(TASK INSTRUCTIONS)
Reproduce the material below line for line with no changes, omitting the pictures.

(ENTRIES SUPPLIED)
•••
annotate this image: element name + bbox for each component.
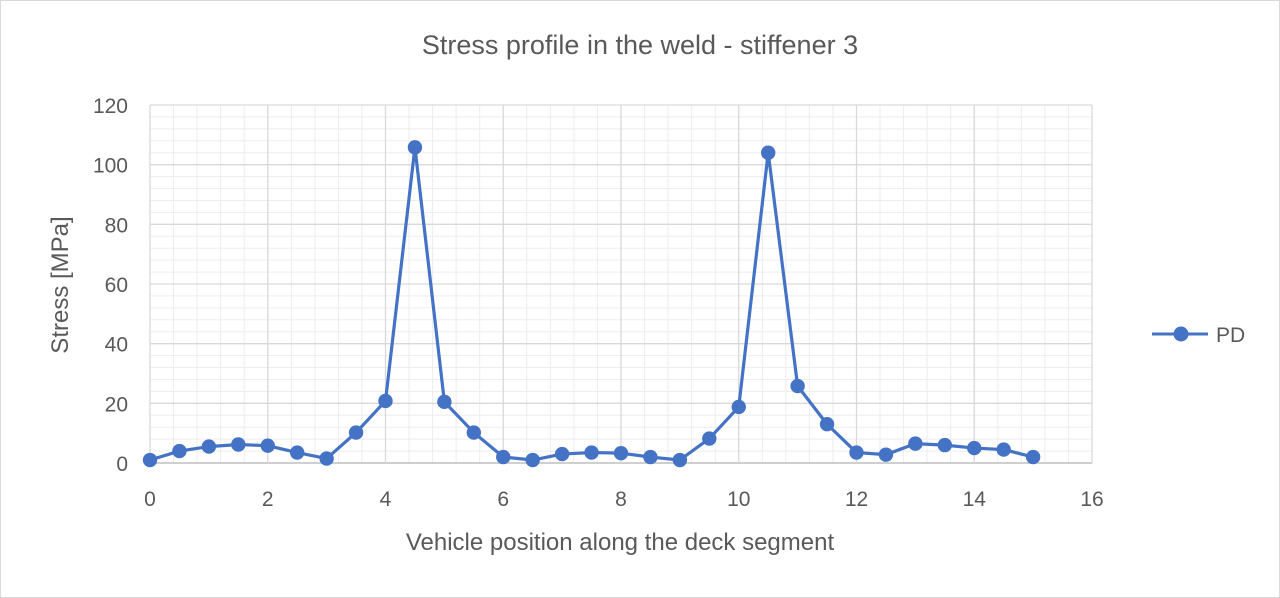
data-point	[643, 449, 658, 465]
y-tick-label: 0	[116, 453, 128, 476]
y-tick-label: 60	[105, 274, 128, 297]
data-point	[172, 443, 187, 459]
data-point	[849, 445, 864, 460]
y-tick-label: 120	[93, 95, 128, 118]
x-tick-label: 10	[727, 488, 750, 511]
data-point	[201, 439, 217, 454]
data-point	[790, 378, 805, 394]
data-point	[760, 145, 776, 160]
y-tick-label: 40	[105, 334, 128, 357]
x-tick-label: 2	[262, 488, 274, 511]
data-point	[908, 436, 923, 451]
legend: PD	[1152, 324, 1245, 347]
data-point	[289, 445, 305, 460]
data-point	[319, 451, 334, 466]
x-tick-label: 0	[144, 488, 156, 511]
x-tick-label: 12	[845, 488, 868, 511]
data-point	[702, 431, 717, 446]
x-tick-label: 8	[615, 488, 627, 511]
data-point	[525, 452, 540, 468]
series-line-pd	[148, 145, 1035, 462]
y-tick-label: 20	[105, 393, 128, 416]
plot-series	[142, 140, 1041, 468]
data-point	[996, 442, 1011, 457]
legend-marker-pd	[1173, 326, 1189, 342]
data-point	[554, 446, 570, 462]
legend-label-pd: PD	[1216, 324, 1245, 347]
y-tick-labels: 0 20 40 60 80 100 120	[93, 95, 128, 476]
y-axis-title: Stress [MPa]	[47, 216, 74, 353]
data-point	[378, 393, 393, 409]
x-tick-label: 16	[1080, 488, 1103, 511]
data-point	[584, 445, 599, 460]
data-point	[348, 425, 364, 440]
data-point	[437, 394, 452, 410]
data-point	[231, 437, 246, 452]
data-point	[819, 417, 835, 432]
x-tick-label: 4	[380, 488, 392, 511]
data-point	[1025, 449, 1041, 465]
data-point	[731, 399, 746, 415]
x-axis-title: Vehicle position along the deck segment	[406, 529, 835, 556]
x-tick-label: 14	[963, 488, 987, 511]
data-point	[496, 449, 511, 465]
data-point	[878, 447, 894, 462]
chart-title: Stress profile in the weld - stiffener 3	[422, 30, 858, 60]
y-tick-label: 80	[105, 214, 128, 237]
data-point	[937, 437, 953, 453]
data-point	[613, 445, 629, 461]
data-point	[672, 452, 688, 468]
data-point	[967, 440, 982, 456]
x-tick-labels: 0 2 4 6 8 10 12 14 16	[144, 488, 1104, 511]
data-point	[407, 140, 423, 155]
x-tick-label: 6	[497, 488, 509, 511]
data-point	[260, 438, 275, 453]
y-tick-label: 100	[93, 155, 128, 178]
data-point	[142, 452, 158, 468]
data-point	[466, 425, 482, 440]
•••
(FINAL RESULT)
annotate this image: element name + bbox for each component.
data-point	[643, 449, 658, 465]
y-tick-label: 0	[116, 453, 128, 476]
y-tick-label: 60	[105, 274, 128, 297]
data-point	[172, 443, 187, 459]
data-point	[849, 445, 864, 460]
y-tick-label: 120	[93, 95, 128, 118]
x-tick-label: 10	[727, 488, 750, 511]
data-point	[201, 439, 217, 454]
data-point	[790, 378, 805, 394]
data-point	[760, 145, 776, 160]
y-tick-label: 40	[105, 334, 128, 357]
x-tick-label: 2	[262, 488, 274, 511]
data-point	[908, 436, 923, 451]
legend: PD	[1152, 324, 1245, 347]
data-point	[289, 445, 305, 460]
data-point	[319, 451, 334, 466]
x-tick-label: 0	[144, 488, 156, 511]
x-tick-label: 12	[845, 488, 868, 511]
data-point	[702, 431, 717, 446]
x-tick-label: 8	[615, 488, 627, 511]
data-point	[525, 452, 540, 468]
series-line-pd	[148, 145, 1035, 462]
y-tick-label: 20	[105, 393, 128, 416]
plot-series	[142, 140, 1041, 468]
data-point	[996, 442, 1011, 457]
legend-marker-pd	[1173, 326, 1189, 342]
data-point	[554, 446, 570, 462]
legend-label-pd: PD	[1216, 324, 1245, 347]
y-tick-labels: 0 20 40 60 80 100 120	[93, 95, 128, 476]
y-axis-title: Stress [MPa]	[47, 216, 74, 353]
data-point	[378, 393, 393, 409]
x-tick-label: 16	[1080, 488, 1103, 511]
data-point	[584, 445, 599, 460]
data-point	[348, 425, 364, 440]
data-point	[437, 394, 452, 410]
data-point	[231, 437, 246, 452]
data-point	[819, 417, 835, 432]
x-tick-label: 4	[380, 488, 392, 511]
data-point	[1025, 449, 1041, 465]
data-point	[731, 399, 746, 415]
x-axis-title: Vehicle position along the deck segment	[406, 529, 835, 556]
x-tick-label: 14	[963, 488, 987, 511]
data-point	[496, 449, 511, 465]
data-point	[878, 447, 894, 462]
chart-title: Stress profile in the weld - stiffener 3	[422, 30, 858, 60]
y-tick-label: 80	[105, 214, 128, 237]
data-point	[937, 437, 953, 453]
data-point	[613, 445, 629, 461]
data-point	[672, 452, 688, 468]
data-point	[967, 440, 982, 456]
x-tick-labels: 0 2 4 6 8 10 12 14 16	[144, 488, 1104, 511]
data-point	[407, 140, 423, 155]
x-tick-label: 6	[497, 488, 509, 511]
data-point	[260, 438, 275, 453]
y-tick-label: 100	[93, 155, 128, 178]
data-point	[142, 452, 158, 468]
data-point	[466, 425, 482, 440]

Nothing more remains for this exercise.